EXERCISE TASK:
Write out each line of the material again, word for word.

PROVIDED RECORDS:
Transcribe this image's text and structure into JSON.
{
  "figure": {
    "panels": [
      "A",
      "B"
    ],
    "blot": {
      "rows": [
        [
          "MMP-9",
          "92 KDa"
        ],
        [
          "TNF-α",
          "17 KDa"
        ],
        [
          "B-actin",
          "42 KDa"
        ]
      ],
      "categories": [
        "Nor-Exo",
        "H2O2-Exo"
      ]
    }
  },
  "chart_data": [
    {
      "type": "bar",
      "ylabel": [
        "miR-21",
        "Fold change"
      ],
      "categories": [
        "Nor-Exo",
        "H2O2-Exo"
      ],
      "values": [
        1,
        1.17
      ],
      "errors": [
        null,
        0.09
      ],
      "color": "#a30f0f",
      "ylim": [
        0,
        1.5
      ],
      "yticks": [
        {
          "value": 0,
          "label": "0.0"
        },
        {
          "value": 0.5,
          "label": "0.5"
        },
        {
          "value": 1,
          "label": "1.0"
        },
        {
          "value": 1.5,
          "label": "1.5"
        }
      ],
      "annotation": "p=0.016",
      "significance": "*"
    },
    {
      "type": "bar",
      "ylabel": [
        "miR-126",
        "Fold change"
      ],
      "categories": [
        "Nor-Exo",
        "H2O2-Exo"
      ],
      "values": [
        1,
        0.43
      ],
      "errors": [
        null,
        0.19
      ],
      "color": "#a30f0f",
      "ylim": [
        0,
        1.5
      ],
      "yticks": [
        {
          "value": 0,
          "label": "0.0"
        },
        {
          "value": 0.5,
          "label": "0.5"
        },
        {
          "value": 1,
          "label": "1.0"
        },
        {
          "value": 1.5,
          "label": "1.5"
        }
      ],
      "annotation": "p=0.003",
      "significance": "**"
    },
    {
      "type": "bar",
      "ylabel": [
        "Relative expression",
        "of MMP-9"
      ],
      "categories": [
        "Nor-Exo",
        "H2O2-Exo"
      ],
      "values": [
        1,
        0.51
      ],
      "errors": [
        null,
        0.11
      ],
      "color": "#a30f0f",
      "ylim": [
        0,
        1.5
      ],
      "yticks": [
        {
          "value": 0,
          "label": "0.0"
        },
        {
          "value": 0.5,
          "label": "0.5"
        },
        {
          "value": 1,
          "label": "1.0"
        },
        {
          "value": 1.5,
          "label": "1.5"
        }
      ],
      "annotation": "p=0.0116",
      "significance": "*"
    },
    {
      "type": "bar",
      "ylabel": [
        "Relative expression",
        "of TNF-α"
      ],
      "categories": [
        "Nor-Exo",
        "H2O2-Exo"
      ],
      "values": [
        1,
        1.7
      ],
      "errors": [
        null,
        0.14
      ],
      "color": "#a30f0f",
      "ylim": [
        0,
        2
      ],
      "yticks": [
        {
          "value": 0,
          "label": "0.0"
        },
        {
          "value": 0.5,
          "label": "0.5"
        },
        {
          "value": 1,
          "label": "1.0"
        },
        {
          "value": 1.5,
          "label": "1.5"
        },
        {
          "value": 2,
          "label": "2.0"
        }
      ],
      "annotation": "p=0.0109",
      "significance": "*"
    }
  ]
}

TASK RESULT:
Transcribe this image's text and structure into JSON.
{
  "figure": {
    "panels": [
      "A",
      "B"
    ],
    "blot": {
      "rows": [
        [
          "MMP-9",
          "92 KDa"
        ],
        [
          "TNF-α",
          "17 KDa"
        ],
        [
          "B-actin",
          "42 KDa"
        ]
      ],
      "categories": [
        "Nor-Exo",
        "H2O2-Exo"
      ]
    }
  },
  "chart_data": [
    {
      "type": "bar",
      "ylabel": [
        "miR-21",
        "Fold change"
      ],
      "categories": [
        "Nor-Exo",
        "H2O2-Exo"
      ],
      "values": [
        1,
        1.17
      ],
      "errors": [
        null,
        0.09
      ],
      "color": "#a30f0f",
      "ylim": [
        0,
        1.5
      ],
      "yticks": [
        {
          "value": 0,
          "label": "0.0"
        },
        {
          "value": 0.5,
          "label": "0.5"
        },
        {
          "value": 1,
          "label": "1.0"
        },
        {
          "value": 1.5,
          "label": "1.5"
        }
      ],
      "annotation": "p=0.016",
      "significance": "*"
    },
    {
      "type": "bar",
      "ylabel": [
        "miR-126",
        "Fold change"
      ],
      "categories": [
        "Nor-Exo",
        "H2O2-Exo"
      ],
      "values": [
        1,
        0.43
      ],
      "errors": [
        null,
        0.19
      ],
      "color": "#a30f0f",
      "ylim": [
        0,
        1.5
      ],
      "yticks": [
        {
          "value": 0,
          "label": "0.0"
        },
        {
          "value": 0.5,
          "label": "0.5"
        },
        {
          "value": 1,
          "label": "1.0"
        },
        {
          "value": 1.5,
          "label": "1.5"
        }
      ],
      "annotation": "p=0.003",
      "significance": "**"
    },
    {
      "type": "bar",
      "ylabel": [
        "Relative expression",
        "of MMP-9"
      ],
      "categories": [
        "Nor-Exo",
        "H2O2-Exo"
      ],
      "values": [
        1,
        0.51
      ],
      "errors": [
        null,
        0.11
      ],
      "color": "#a30f0f",
      "ylim": [
        0,
        1.5
      ],
      "yticks": [
        {
          "value": 0,
          "label": "0.0"
        },
        {
          "value": 0.5,
          "label": "0.5"
        },
        {
          "value": 1,
          "label": "1.0"
        },
        {
          "value": 1.5,
          "label": "1.5"
        }
      ],
      "annotation": "p=0.0116",
      "significance": "*"
    },
    {
      "type": "bar",
      "ylabel": [
        "Relative expression",
        "of TNF-α"
      ],
      "categories": [
        "Nor-Exo",
        "H2O2-Exo"
      ],
      "values": [
        1,
        1.7
      ],
      "errors": [
        null,
        0.14
      ],
      "color": "#a30f0f",
      "ylim": [
        0,
        2
      ],
      "yticks": [
        {
          "value": 0,
          "label": "0.0"
        },
        {
          "value": 0.5,
          "label": "0.5"
        },
        {
          "value": 1,
          "label": "1.0"
        },
        {
          "value": 1.5,
          "label": "1.5"
        },
        {
          "value": 2,
          "label": "2.0"
        }
      ],
      "annotation": "p=0.0109",
      "significance": "*"
    }
  ]
}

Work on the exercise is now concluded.